**PROVIDED DATA:**
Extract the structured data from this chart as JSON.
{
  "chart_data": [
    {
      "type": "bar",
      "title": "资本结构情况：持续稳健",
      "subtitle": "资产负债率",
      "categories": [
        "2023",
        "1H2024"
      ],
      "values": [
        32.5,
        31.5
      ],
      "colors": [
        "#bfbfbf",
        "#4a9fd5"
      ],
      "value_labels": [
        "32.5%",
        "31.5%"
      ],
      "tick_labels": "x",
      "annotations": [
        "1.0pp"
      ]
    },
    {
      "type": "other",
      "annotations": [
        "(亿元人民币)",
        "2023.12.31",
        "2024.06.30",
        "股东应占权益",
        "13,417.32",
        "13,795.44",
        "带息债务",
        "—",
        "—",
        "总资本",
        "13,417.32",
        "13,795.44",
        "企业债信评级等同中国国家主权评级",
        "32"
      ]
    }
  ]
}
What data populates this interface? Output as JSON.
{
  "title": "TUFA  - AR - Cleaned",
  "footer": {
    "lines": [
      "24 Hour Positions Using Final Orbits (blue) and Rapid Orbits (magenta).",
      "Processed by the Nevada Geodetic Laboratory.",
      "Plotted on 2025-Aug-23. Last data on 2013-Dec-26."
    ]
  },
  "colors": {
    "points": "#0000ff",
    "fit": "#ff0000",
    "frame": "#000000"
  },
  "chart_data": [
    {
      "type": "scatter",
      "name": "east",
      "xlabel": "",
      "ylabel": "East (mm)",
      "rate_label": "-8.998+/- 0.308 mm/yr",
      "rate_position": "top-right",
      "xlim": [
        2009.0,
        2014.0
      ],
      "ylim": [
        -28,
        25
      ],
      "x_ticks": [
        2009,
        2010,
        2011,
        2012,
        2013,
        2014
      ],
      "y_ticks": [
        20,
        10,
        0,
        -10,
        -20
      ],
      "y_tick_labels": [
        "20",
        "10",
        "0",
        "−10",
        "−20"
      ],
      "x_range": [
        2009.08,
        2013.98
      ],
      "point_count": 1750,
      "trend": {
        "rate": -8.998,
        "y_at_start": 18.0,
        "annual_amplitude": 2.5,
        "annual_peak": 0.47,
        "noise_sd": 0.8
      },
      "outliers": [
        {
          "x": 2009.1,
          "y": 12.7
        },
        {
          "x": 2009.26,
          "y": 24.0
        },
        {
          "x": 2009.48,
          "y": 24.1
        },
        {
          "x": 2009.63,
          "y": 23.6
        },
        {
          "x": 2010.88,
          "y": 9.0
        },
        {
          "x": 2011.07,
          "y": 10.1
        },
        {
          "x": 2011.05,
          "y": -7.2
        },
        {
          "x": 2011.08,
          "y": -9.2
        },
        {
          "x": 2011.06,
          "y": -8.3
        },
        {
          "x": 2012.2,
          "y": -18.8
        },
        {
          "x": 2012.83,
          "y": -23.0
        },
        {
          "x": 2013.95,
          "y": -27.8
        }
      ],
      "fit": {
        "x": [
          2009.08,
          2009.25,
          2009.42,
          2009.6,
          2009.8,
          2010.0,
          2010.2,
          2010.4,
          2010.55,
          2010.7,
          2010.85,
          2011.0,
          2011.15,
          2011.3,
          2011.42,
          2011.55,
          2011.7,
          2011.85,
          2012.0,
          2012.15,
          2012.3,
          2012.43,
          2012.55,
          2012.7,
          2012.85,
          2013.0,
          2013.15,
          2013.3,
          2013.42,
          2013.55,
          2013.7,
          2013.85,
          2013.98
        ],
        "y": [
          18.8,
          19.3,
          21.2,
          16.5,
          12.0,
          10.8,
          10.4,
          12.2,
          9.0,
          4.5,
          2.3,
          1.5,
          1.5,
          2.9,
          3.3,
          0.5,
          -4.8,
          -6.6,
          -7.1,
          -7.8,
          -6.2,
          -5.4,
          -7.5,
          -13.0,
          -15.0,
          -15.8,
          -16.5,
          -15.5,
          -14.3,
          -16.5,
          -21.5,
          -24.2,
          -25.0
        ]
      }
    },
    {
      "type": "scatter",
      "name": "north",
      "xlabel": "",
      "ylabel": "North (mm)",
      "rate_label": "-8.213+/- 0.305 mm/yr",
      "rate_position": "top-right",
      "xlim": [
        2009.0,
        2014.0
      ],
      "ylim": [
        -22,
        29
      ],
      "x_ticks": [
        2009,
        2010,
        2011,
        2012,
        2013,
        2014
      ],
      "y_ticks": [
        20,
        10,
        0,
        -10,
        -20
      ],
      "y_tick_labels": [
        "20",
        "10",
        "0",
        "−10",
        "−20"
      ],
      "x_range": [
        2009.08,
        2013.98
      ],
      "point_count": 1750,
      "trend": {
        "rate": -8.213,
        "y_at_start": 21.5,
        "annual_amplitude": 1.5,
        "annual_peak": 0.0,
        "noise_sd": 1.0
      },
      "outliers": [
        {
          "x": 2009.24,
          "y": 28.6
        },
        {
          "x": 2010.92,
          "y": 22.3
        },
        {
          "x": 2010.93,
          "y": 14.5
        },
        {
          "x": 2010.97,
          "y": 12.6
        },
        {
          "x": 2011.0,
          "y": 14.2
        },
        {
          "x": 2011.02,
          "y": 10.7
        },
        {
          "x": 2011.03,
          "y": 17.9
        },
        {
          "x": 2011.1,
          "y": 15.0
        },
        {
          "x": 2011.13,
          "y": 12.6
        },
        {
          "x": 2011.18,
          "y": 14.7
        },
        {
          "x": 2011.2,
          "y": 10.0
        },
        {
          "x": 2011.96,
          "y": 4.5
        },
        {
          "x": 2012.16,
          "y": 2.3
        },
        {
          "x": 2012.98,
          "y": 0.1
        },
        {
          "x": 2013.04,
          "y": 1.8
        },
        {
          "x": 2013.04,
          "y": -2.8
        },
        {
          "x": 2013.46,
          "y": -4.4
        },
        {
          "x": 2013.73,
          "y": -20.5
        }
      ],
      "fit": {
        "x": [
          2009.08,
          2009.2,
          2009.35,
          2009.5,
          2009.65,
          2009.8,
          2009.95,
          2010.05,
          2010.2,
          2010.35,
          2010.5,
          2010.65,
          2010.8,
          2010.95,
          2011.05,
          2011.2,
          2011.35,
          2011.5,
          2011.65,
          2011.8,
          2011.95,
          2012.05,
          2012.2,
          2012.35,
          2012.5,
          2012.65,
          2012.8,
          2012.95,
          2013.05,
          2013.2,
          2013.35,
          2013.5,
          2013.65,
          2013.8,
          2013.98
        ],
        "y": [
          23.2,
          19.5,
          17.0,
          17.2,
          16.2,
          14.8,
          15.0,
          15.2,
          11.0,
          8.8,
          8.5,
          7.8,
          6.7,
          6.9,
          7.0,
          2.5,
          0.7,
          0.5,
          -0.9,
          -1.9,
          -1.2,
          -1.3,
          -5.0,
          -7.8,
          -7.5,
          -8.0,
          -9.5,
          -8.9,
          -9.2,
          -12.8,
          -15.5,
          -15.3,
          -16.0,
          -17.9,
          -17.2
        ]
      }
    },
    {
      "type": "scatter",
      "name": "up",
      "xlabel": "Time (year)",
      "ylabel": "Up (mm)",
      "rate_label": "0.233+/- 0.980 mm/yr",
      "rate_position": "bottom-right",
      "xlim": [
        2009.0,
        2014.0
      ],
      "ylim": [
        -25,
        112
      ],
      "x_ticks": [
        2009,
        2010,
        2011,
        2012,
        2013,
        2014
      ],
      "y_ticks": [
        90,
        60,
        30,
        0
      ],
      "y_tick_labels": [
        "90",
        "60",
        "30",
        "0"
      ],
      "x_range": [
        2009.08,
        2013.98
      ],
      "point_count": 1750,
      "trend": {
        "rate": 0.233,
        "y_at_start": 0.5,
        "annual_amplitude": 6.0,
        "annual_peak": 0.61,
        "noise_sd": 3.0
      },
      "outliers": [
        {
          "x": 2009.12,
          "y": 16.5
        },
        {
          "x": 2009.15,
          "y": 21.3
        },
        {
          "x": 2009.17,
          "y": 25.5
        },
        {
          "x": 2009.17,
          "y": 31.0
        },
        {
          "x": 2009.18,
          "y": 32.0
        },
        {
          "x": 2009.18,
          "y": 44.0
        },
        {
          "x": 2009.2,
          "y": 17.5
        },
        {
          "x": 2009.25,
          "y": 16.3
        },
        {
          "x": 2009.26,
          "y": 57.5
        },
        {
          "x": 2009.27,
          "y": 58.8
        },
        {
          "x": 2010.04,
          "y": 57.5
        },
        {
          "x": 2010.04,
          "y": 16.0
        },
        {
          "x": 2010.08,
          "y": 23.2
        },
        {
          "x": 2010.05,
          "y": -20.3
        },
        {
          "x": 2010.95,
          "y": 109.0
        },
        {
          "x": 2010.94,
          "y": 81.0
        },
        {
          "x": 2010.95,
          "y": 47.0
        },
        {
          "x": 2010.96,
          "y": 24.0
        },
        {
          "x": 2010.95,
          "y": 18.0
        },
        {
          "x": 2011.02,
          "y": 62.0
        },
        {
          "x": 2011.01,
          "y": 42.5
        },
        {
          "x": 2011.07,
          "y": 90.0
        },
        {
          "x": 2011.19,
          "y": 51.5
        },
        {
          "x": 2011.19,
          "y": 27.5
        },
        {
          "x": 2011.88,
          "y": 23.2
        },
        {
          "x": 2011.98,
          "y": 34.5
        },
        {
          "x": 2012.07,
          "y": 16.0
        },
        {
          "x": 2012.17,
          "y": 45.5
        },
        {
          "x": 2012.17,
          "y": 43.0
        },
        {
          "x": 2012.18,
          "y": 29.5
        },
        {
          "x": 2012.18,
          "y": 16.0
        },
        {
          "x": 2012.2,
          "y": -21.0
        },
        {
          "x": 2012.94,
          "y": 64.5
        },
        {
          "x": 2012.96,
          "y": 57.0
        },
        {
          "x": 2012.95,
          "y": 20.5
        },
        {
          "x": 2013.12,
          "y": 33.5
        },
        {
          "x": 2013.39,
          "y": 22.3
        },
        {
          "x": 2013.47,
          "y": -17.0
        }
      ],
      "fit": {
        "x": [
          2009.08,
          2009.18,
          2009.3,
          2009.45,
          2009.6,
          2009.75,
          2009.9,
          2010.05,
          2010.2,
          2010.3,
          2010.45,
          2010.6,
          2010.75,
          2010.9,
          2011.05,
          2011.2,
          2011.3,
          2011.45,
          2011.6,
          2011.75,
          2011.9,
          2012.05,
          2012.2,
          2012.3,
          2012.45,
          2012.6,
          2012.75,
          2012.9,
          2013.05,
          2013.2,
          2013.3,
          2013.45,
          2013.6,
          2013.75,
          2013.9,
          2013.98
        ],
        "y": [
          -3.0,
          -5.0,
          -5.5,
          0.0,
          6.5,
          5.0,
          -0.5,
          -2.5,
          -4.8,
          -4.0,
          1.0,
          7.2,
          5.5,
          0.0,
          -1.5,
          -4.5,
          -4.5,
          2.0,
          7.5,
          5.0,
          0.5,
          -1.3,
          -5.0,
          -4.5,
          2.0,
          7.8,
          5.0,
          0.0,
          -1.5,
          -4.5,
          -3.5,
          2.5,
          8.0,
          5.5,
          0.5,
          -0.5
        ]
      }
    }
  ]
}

**SET EXERCISE:** Copy every line above that holds the word "ylabel".

**ANSWER FOR THE TASK:**
      "ylabel": "East (mm)",
      "ylabel": "North (mm)",
      "ylabel": "Up (mm)",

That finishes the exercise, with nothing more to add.